====== SUPPLIED DATA ======
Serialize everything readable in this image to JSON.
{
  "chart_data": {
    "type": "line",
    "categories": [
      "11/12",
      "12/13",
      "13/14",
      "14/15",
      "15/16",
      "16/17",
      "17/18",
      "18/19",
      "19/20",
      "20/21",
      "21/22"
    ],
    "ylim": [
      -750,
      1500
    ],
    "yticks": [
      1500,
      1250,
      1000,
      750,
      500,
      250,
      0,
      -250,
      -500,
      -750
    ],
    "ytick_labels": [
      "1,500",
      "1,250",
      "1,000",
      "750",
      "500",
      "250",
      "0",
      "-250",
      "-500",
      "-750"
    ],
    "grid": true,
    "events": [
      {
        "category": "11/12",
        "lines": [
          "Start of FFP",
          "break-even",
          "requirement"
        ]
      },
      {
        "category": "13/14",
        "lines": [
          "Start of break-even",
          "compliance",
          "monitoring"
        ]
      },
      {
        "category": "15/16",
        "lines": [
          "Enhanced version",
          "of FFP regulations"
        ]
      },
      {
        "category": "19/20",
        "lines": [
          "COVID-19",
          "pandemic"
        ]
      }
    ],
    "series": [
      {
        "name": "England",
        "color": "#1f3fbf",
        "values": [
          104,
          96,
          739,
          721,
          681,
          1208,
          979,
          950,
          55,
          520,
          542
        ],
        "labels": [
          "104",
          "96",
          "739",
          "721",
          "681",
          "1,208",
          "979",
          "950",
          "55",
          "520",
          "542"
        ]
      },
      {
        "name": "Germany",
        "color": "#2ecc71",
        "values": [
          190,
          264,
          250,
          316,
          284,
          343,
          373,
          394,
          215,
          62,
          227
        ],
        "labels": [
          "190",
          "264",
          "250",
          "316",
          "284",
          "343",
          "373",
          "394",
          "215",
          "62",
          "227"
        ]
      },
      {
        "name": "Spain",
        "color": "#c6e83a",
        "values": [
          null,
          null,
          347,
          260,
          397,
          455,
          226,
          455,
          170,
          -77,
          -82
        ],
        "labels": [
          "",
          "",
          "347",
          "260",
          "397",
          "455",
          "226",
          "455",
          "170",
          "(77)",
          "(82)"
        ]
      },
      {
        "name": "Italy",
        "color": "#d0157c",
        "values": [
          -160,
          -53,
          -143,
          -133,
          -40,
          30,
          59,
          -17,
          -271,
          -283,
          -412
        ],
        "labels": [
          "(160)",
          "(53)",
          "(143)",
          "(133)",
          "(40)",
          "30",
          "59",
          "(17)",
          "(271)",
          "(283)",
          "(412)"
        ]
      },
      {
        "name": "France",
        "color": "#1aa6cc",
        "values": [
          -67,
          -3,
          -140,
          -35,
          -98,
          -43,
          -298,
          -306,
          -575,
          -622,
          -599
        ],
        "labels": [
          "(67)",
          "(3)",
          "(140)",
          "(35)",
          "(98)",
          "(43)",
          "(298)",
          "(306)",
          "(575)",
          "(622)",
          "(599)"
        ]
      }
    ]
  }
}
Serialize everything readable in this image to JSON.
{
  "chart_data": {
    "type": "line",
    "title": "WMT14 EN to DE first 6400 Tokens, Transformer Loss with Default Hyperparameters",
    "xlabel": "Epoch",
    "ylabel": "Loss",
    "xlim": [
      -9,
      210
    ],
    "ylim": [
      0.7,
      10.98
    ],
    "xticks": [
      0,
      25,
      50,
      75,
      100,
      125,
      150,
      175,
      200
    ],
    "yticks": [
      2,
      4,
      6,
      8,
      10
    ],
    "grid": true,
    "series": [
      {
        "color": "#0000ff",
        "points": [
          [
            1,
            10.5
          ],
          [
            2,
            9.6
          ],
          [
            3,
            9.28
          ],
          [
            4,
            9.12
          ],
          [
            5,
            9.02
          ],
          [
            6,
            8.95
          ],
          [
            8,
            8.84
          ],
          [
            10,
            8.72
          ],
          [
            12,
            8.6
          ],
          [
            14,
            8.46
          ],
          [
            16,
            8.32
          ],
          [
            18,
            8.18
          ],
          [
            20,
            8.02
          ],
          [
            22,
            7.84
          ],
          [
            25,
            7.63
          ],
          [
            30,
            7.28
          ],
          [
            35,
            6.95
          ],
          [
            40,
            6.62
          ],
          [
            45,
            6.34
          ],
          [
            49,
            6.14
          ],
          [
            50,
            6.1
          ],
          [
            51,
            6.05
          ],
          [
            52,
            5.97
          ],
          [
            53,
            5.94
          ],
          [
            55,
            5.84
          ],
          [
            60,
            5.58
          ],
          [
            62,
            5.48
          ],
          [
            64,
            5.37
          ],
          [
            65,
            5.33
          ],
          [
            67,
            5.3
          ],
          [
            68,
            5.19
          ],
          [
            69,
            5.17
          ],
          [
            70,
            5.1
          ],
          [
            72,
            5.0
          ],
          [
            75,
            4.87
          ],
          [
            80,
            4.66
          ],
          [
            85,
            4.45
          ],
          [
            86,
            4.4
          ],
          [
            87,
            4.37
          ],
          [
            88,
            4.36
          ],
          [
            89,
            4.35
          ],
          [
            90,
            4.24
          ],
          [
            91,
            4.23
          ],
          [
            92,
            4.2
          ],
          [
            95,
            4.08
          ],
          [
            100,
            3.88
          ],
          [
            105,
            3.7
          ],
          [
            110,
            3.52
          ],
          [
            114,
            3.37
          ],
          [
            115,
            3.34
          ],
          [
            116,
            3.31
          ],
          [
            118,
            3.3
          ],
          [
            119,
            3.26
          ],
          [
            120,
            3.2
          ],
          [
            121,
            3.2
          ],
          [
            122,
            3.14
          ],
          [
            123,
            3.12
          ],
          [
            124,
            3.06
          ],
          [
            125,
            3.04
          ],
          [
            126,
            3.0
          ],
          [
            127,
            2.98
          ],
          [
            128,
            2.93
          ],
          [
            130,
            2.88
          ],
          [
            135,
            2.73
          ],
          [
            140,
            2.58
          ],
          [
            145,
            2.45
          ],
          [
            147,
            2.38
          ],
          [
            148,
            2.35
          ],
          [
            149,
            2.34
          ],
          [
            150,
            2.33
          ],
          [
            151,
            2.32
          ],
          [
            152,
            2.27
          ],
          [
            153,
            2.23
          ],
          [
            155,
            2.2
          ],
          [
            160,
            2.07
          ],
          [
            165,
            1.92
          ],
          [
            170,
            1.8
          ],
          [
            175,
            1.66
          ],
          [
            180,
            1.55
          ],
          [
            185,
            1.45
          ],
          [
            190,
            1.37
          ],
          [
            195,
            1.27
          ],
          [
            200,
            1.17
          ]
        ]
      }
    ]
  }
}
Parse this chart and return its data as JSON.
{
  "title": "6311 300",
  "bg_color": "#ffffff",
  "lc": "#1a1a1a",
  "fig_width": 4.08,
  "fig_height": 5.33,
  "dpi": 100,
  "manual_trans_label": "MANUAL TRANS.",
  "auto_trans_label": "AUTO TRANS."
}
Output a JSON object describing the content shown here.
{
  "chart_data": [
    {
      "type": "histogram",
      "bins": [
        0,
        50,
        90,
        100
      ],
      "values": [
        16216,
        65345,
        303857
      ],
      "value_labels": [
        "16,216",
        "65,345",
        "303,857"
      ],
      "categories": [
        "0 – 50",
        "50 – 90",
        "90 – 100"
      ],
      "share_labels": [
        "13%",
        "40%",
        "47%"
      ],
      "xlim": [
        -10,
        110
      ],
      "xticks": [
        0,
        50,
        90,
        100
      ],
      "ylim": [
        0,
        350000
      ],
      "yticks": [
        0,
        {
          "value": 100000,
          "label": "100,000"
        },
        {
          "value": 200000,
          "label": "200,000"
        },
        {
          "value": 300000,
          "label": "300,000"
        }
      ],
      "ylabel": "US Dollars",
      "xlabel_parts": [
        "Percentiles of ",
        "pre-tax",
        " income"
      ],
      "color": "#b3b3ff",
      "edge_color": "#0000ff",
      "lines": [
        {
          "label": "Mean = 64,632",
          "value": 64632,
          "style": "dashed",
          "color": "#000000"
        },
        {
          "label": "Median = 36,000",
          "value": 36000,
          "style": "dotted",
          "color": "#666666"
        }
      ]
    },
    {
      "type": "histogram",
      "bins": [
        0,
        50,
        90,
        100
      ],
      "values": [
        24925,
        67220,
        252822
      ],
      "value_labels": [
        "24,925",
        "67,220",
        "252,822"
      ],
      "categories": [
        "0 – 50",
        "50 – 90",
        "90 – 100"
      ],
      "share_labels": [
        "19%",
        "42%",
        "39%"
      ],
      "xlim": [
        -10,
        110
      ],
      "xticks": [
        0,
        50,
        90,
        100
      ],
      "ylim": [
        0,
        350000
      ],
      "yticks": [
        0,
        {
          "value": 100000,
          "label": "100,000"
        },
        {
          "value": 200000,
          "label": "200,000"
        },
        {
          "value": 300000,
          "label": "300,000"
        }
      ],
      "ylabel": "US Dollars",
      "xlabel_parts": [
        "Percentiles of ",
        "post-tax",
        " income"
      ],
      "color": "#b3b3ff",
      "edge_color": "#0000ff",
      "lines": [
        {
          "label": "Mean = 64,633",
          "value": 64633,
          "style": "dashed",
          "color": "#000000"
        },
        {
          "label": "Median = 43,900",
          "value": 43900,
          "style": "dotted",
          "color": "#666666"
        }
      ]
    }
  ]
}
======
• _TASK PROMPT_
Pick out and copy every line that contains the word "category".

• _RESPONSE TO THIS EXERCISE_
        "category": "11/12",
        "category": "13/14",
        "category": "15/16",
        "category": "19/20",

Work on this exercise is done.